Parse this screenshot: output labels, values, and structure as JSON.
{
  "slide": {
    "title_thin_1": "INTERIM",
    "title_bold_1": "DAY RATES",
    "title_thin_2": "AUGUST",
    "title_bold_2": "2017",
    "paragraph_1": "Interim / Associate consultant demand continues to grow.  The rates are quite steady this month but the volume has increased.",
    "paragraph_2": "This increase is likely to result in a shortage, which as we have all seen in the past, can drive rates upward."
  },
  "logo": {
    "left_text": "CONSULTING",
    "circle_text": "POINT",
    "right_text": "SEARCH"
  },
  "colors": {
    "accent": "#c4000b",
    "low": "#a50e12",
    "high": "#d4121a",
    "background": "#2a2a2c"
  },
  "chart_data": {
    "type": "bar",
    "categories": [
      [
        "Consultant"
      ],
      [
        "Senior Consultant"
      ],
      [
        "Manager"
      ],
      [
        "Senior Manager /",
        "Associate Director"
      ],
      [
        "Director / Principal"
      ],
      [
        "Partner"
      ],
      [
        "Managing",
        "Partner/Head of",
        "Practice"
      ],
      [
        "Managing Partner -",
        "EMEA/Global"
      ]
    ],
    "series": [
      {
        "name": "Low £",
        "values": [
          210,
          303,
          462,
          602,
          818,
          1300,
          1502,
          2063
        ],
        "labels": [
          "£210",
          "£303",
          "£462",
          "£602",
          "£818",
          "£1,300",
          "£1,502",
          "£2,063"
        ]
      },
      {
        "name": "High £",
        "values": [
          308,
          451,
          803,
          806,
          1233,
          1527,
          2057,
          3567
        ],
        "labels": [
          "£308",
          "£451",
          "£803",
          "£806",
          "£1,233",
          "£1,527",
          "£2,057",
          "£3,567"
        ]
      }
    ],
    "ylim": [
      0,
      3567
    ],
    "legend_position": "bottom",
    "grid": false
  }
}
# # # # #
PROBLEM STATEMENT:
Gather from the entries above all lines that include the string "Associate".

ANSWER BELOW:
    "paragraph_1": "Interim / Associate consultant demand continues to grow.  The rates are quite steady this month but the volume has increased.",
        "Associate Director"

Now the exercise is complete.